─── Listing

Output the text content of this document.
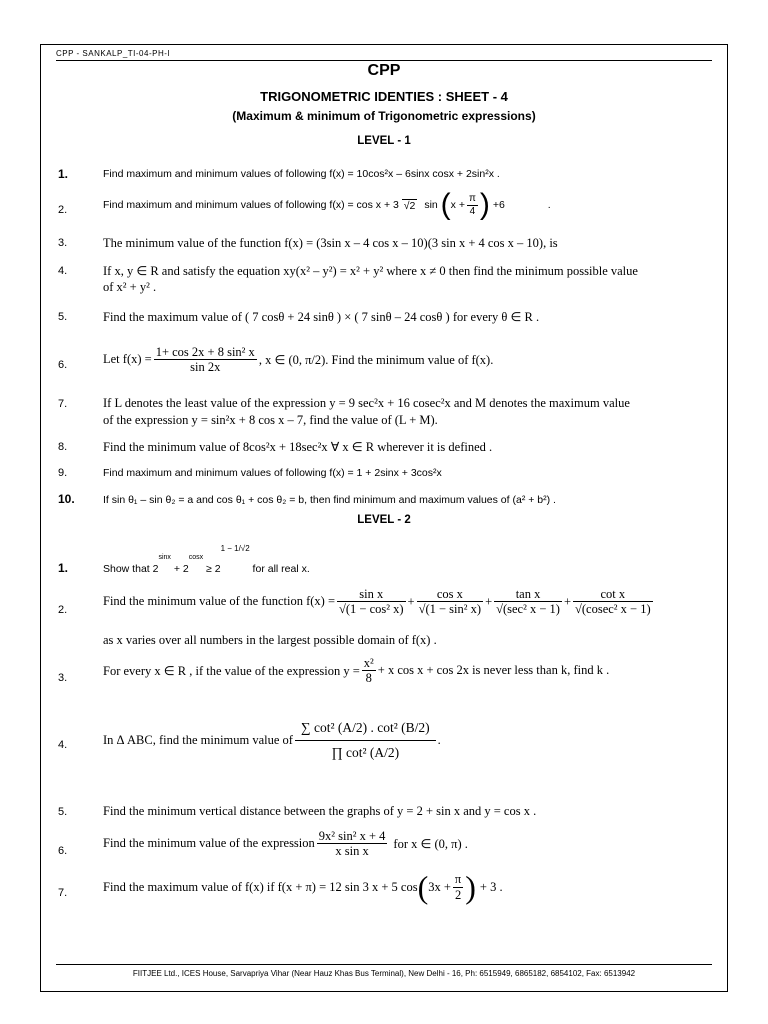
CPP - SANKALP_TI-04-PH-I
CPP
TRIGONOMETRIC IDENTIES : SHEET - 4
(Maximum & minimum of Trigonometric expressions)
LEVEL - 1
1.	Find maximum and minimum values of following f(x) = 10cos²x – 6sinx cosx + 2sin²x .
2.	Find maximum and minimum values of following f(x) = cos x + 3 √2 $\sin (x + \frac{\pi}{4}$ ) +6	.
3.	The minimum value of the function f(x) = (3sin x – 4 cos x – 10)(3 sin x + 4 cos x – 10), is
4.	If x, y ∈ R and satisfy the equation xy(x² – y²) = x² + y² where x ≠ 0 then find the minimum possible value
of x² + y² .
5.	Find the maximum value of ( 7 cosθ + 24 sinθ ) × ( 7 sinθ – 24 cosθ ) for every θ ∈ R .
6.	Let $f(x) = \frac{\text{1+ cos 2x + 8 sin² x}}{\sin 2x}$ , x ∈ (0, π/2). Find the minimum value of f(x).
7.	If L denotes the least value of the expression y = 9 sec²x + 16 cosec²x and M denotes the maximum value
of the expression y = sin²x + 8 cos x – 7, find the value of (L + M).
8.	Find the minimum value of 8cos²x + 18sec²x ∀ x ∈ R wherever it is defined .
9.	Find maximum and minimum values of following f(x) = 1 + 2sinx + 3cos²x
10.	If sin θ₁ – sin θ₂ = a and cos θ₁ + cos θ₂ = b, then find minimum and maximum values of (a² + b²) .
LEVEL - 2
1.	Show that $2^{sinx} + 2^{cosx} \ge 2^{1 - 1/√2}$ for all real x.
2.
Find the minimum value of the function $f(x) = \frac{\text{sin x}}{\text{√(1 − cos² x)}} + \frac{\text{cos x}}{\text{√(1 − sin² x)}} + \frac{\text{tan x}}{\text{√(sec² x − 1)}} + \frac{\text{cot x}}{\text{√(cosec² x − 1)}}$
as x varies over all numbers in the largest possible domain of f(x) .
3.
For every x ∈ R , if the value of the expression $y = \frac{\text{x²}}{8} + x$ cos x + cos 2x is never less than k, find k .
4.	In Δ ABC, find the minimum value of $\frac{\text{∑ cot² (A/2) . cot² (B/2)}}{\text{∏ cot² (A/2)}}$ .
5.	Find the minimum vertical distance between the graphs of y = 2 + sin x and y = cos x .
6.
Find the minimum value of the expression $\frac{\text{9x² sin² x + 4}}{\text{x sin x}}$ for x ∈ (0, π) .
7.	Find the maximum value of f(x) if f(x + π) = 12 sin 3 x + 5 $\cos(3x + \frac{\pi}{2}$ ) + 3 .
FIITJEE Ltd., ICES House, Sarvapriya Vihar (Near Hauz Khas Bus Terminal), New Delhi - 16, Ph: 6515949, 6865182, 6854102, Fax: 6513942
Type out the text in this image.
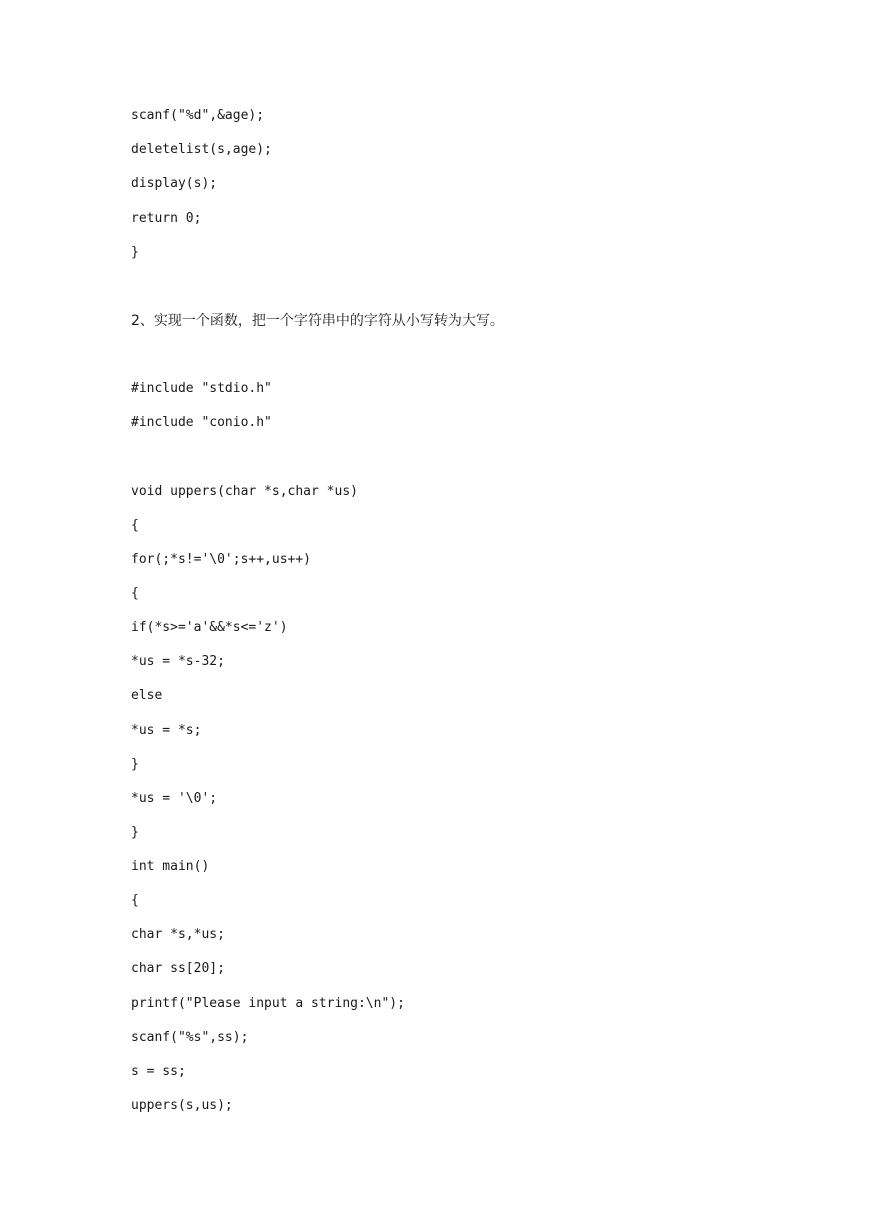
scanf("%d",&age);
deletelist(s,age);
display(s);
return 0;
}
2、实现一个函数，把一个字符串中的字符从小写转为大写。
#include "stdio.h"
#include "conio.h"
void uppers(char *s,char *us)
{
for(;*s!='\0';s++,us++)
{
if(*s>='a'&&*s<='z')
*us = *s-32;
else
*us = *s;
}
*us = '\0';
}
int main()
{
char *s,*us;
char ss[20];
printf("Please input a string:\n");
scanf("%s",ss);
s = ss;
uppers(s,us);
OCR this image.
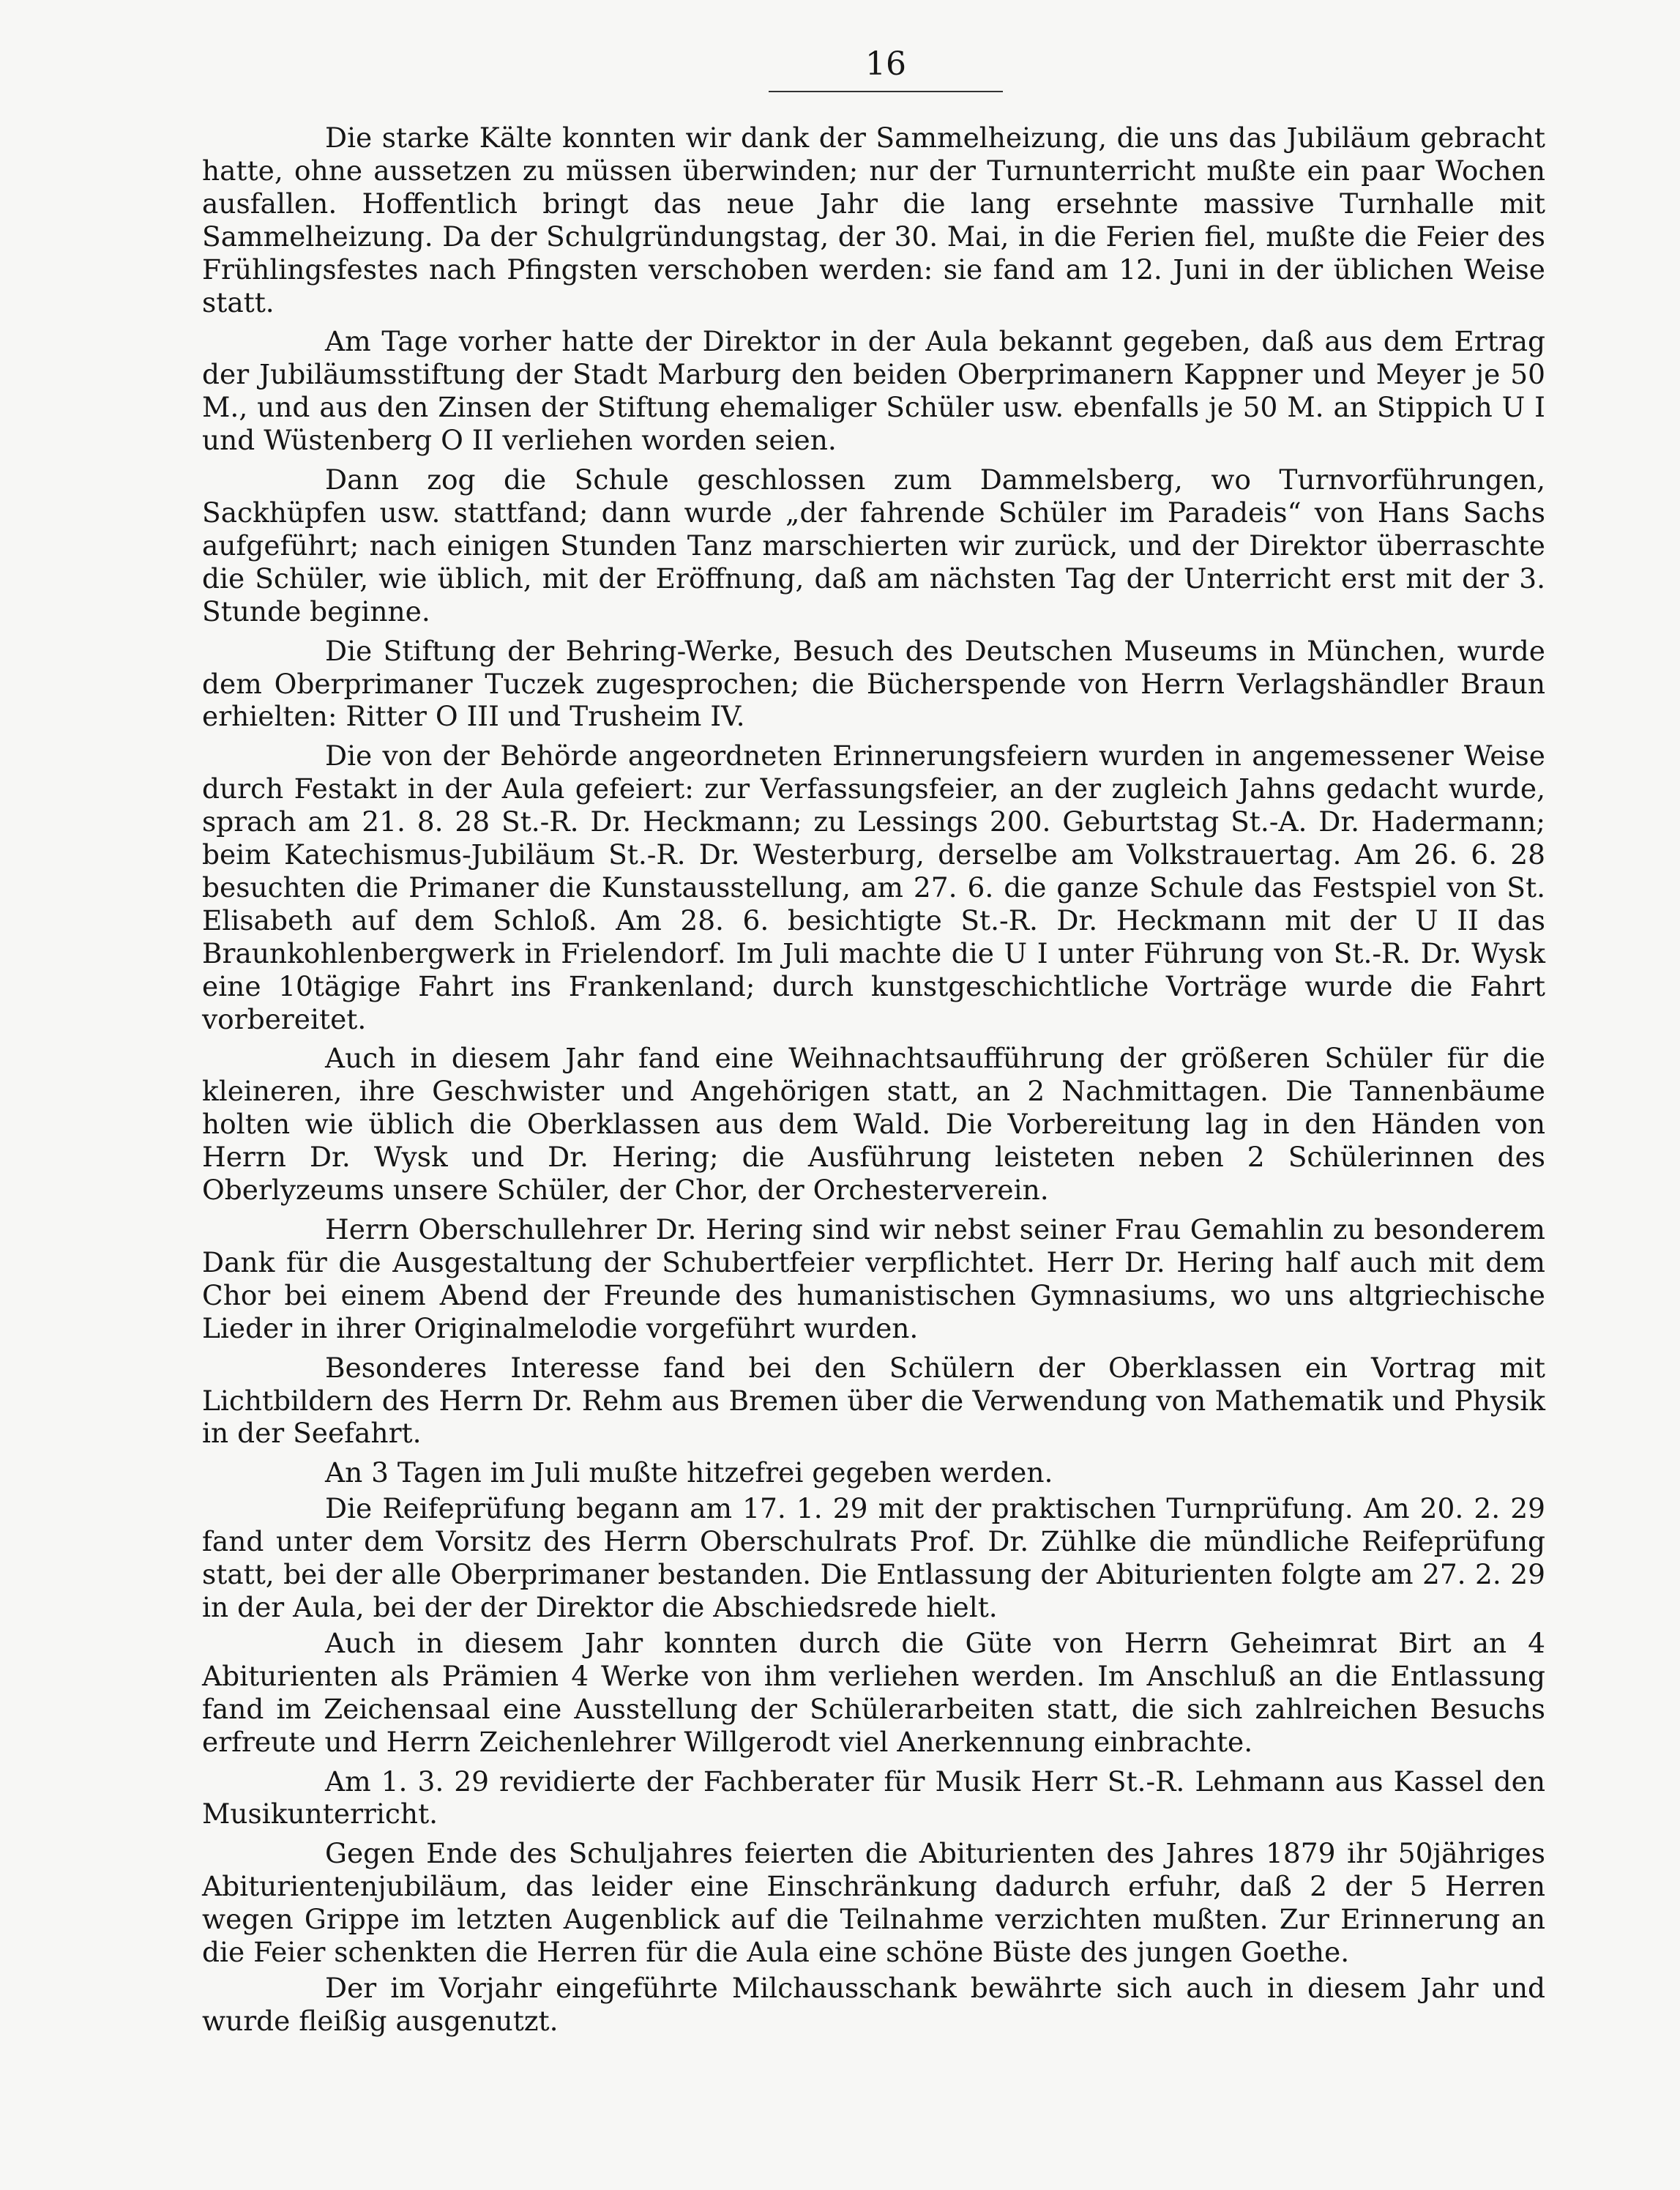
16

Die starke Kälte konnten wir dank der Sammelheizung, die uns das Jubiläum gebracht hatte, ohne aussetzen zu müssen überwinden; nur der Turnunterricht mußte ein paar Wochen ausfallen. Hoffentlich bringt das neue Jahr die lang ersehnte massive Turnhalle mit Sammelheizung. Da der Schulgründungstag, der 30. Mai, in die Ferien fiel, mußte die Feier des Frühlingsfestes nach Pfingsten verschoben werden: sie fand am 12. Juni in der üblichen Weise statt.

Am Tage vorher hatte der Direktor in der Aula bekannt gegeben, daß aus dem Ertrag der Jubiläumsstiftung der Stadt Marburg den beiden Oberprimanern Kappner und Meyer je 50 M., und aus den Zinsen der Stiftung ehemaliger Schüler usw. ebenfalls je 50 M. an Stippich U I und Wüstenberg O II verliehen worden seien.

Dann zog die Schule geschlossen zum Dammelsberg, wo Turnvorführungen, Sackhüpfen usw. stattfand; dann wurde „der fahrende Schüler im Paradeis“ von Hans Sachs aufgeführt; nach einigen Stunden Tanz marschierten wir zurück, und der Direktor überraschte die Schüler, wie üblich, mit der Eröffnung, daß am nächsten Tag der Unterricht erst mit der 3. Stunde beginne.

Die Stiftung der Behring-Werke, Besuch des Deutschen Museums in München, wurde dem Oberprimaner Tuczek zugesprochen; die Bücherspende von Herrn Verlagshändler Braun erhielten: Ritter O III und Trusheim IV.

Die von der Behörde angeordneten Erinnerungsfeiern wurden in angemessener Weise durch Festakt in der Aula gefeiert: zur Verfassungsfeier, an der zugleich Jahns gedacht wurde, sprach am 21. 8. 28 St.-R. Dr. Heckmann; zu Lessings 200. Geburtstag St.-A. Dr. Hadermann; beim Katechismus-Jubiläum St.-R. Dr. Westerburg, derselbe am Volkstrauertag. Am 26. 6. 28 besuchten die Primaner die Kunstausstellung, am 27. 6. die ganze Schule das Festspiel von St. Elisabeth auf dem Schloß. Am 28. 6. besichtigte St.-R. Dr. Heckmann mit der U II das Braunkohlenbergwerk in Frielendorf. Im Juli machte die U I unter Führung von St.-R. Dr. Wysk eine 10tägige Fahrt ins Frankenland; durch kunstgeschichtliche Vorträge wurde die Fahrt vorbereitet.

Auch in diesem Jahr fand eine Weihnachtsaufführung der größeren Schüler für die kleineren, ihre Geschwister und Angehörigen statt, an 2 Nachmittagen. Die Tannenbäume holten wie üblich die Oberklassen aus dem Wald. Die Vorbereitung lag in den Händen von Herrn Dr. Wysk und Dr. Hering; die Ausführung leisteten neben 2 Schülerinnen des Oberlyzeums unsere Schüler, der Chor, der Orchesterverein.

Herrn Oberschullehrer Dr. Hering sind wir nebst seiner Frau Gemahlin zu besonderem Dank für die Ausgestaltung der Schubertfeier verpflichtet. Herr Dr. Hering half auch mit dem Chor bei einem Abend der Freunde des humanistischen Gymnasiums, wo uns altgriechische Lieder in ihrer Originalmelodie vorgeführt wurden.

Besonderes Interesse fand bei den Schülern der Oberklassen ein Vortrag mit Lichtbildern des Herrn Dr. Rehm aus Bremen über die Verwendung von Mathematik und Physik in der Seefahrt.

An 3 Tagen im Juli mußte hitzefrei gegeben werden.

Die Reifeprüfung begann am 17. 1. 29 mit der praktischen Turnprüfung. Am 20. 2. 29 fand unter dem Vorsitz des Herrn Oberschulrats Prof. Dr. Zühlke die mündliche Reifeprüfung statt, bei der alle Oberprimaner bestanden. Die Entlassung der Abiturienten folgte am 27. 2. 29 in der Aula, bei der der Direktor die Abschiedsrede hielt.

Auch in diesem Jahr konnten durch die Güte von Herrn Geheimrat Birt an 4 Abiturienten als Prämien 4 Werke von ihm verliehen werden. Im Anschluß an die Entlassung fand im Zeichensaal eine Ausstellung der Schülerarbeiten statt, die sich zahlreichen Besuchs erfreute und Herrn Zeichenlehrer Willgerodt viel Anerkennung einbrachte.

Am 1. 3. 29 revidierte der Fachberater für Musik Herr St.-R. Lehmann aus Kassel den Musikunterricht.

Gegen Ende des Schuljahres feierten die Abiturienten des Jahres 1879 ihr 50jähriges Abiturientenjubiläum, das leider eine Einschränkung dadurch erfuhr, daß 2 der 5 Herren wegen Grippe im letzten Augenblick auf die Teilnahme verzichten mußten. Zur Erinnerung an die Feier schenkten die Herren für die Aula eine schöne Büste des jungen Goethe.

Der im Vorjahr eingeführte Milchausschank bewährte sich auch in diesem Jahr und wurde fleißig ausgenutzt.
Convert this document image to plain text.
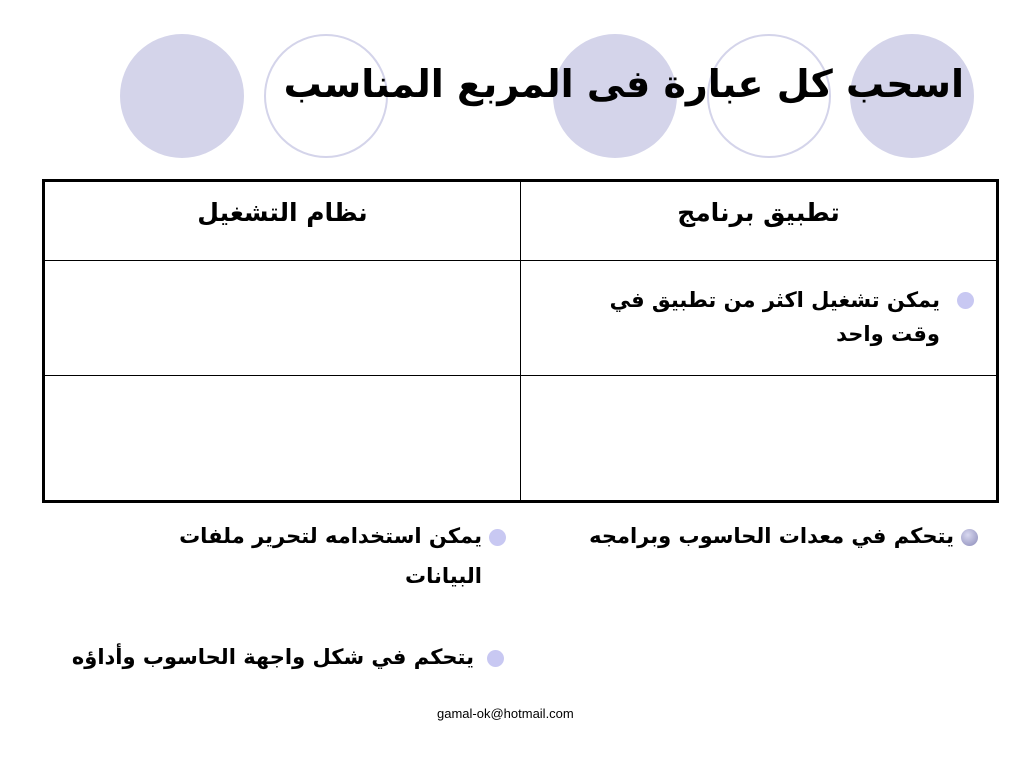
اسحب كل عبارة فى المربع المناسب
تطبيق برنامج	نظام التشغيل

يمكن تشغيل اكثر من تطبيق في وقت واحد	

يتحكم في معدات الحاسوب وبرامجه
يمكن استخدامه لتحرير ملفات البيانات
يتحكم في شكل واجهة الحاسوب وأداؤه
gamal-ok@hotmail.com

──────

Objective: Reproduce each line of the entries in which the word "يتحكم" is found.

Solved exercise:
يتحكم في معدات الحاسوب وبرامجه
يتحكم في شكل واجهة الحاسوب وأداؤه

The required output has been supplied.